**Set task**
Each entry below must be repeated word for word.

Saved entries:

— Start —

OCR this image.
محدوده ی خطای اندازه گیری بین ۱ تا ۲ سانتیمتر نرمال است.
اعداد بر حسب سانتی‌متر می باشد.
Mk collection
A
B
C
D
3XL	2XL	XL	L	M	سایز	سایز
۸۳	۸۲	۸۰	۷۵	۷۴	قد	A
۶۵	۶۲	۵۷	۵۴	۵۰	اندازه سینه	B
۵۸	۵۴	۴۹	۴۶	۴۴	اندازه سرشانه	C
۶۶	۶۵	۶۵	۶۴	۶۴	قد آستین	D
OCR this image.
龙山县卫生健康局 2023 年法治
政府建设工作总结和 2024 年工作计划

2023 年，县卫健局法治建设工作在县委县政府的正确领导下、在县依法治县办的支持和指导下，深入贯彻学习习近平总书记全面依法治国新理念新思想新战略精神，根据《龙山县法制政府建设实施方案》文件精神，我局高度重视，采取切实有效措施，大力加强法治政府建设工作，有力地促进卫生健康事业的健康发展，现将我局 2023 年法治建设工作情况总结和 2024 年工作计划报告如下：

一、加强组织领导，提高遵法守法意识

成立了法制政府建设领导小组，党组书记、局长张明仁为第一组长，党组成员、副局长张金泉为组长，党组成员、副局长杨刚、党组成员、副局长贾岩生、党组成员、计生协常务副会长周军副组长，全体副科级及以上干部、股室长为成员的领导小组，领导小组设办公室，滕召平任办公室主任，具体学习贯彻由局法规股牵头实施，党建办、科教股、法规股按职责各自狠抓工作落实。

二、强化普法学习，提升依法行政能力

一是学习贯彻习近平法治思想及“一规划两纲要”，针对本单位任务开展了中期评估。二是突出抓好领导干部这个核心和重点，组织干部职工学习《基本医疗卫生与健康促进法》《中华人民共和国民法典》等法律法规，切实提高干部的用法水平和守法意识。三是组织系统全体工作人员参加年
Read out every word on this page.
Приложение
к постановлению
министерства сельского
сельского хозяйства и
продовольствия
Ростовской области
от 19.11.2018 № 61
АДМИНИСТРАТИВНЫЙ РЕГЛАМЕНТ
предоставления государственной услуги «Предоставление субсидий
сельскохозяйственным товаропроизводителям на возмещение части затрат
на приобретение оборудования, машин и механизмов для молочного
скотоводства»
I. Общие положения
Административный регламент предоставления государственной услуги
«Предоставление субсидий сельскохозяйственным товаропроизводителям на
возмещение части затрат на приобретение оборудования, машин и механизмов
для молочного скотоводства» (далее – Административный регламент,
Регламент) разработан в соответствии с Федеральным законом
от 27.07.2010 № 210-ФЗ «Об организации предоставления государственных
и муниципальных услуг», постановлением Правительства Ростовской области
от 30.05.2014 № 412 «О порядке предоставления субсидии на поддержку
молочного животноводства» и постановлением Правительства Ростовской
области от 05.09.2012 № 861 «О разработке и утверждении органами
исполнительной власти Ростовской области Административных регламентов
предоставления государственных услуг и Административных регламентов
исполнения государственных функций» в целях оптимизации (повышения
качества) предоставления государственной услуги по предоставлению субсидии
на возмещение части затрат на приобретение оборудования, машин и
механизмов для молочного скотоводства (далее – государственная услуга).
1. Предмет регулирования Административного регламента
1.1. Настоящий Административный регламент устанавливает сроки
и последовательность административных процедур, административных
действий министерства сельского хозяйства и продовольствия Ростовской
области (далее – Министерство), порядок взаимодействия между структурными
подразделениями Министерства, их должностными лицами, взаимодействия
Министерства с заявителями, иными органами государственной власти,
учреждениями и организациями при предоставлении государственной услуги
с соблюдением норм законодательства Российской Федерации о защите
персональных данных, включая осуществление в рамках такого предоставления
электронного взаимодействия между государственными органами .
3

— End —

**Completed task**
OCR this image.
محدوده ی خطای اندازه گیری بین ۱ تا ۲ سانتیمتر نرمال است.
اعداد بر حسب سانتی‌متر می باشد.
Mk collection
A
B
C
D
3XL	2XL	XL	L	M	سایز	سایز
۸۳	۸۲	۸۰	۷۵	۷۴	قد	A
۶۵	۶۲	۵۷	۵۴	۵۰	اندازه سینه	B
۵۸	۵۴	۴۹	۴۶	۴۴	اندازه سرشانه	C
۶۶	۶۵	۶۵	۶۴	۶۴	قد آستین	D
OCR this image.
龙山县卫生健康局 2023 年法治
政府建设工作总结和 2024 年工作计划

2023 年，县卫健局法治建设工作在县委县政府的正确领导下、在县依法治县办的支持和指导下，深入贯彻学习习近平总书记全面依法治国新理念新思想新战略精神，根据《龙山县法制政府建设实施方案》文件精神，我局高度重视，采取切实有效措施，大力加强法治政府建设工作，有力地促进卫生健康事业的健康发展，现将我局 2023 年法治建设工作情况总结和 2024 年工作计划报告如下：

一、加强组织领导，提高遵法守法意识

成立了法制政府建设领导小组，党组书记、局长张明仁为第一组长，党组成员、副局长张金泉为组长，党组成员、副局长杨刚、党组成员、副局长贾岩生、党组成员、计生协常务副会长周军副组长，全体副科级及以上干部、股室长为成员的领导小组，领导小组设办公室，滕召平任办公室主任，具体学习贯彻由局法规股牵头实施，党建办、科教股、法规股按职责各自狠抓工作落实。

二、强化普法学习，提升依法行政能力

一是学习贯彻习近平法治思想及“一规划两纲要”，针对本单位任务开展了中期评估。二是突出抓好领导干部这个核心和重点，组织干部职工学习《基本医疗卫生与健康促进法》《中华人民共和国民法典》等法律法规，切实提高干部的用法水平和守法意识。三是组织系统全体工作人员参加年
Read out every word on this page.
Приложение
к постановлению
министерства сельского
сельского хозяйства и
продовольствия
Ростовской области
от 19.11.2018 № 61
АДМИНИСТРАТИВНЫЙ РЕГЛАМЕНТ
предоставления государственной услуги «Предоставление субсидий
сельскохозяйственным товаропроизводителям на возмещение части затрат
на приобретение оборудования, машин и механизмов для молочного
скотоводства»
I. Общие положения
Административный регламент предоставления государственной услуги
«Предоставление субсидий сельскохозяйственным товаропроизводителям на
возмещение части затрат на приобретение оборудования, машин и механизмов
для молочного скотоводства» (далее – Административный регламент,
Регламент) разработан в соответствии с Федеральным законом
от 27.07.2010 № 210-ФЗ «Об организации предоставления государственных
и муниципальных услуг», постановлением Правительства Ростовской области
от 30.05.2014 № 412 «О порядке предоставления субсидии на поддержку
молочного животноводства» и постановлением Правительства Ростовской
области от 05.09.2012 № 861 «О разработке и утверждении органами
исполнительной власти Ростовской области Административных регламентов
предоставления государственных услуг и Административных регламентов
исполнения государственных функций» в целях оптимизации (повышения
качества) предоставления государственной услуги по предоставлению субсидии
на возмещение части затрат на приобретение оборудования, машин и
механизмов для молочного скотоводства (далее – государственная услуга).
1. Предмет регулирования Административного регламента
1.1. Настоящий Административный регламент устанавливает сроки
и последовательность административных процедур, административных
действий министерства сельского хозяйства и продовольствия Ростовской
области (далее – Министерство), порядок взаимодействия между структурными
подразделениями Министерства, их должностными лицами, взаимодействия
Министерства с заявителями, иными органами государственной власти,
учреждениями и организациями при предоставлении государственной услуги
с соблюдением норм законодательства Российской Федерации о защите
персональных данных, включая осуществление в рамках такого предоставления
электронного взаимодействия между государственными органами .
3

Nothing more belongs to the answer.